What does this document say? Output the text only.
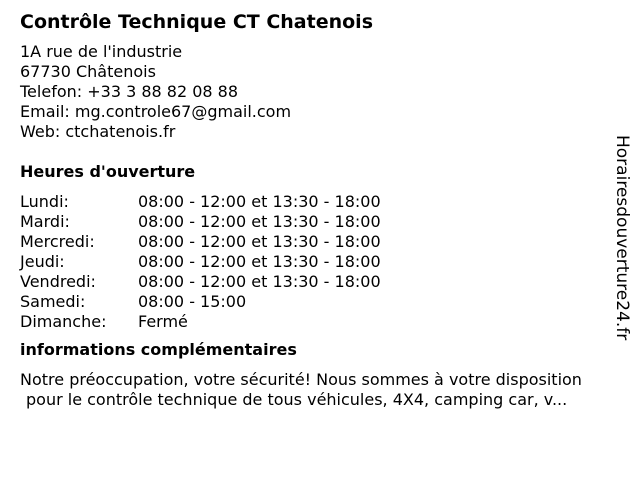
Contrôle Technique CT Chatenois
1A rue de l'industrie
67730 Châtenois
Telefon: +33 3 88 82 08 88
Email: mg.controle67@gmail.com
Web: ctchatenois.fr
Heures d'ouverture
Lundi:	08:00 - 12:00 et 13:30 - 18:00
Mardi:	08:00 - 12:00 et 13:30 - 18:00
Mercredi:	08:00 - 12:00 et 13:30 - 18:00
Jeudi:	08:00 - 12:00 et 13:30 - 18:00
Vendredi:	08:00 - 12:00 et 13:30 - 18:00
Samedi:	08:00 - 15:00
Dimanche:	Fermé
informations complémentaires
Notre préoccupation, votre sécurité! Nous sommes à votre disposition
pour le contrôle technique de tous véhicules, 4X4, camping car, v...
Horairesdouverture24.fr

What the exercise asks =
Reproduce the entries above without change, omitting all pictures.

The output =
What does this document say? Output the text only.
Contrôle Technique CT Chatenois
1A rue de l'industrie
67730 Châtenois
Telefon: +33 3 88 82 08 88
Email: mg.controle67@gmail.com
Web: ctchatenois.fr
Heures d'ouverture
Lundi:	08:00 - 12:00 et 13:30 - 18:00
Mardi:	08:00 - 12:00 et 13:30 - 18:00
Mercredi:	08:00 - 12:00 et 13:30 - 18:00
Jeudi:	08:00 - 12:00 et 13:30 - 18:00
Vendredi:	08:00 - 12:00 et 13:30 - 18:00
Samedi:	08:00 - 15:00
Dimanche:	Fermé
informations complémentaires
Notre préoccupation, votre sécurité! Nous sommes à votre disposition
pour le contrôle technique de tous véhicules, 4X4, camping car, v...
Horairesdouverture24.fr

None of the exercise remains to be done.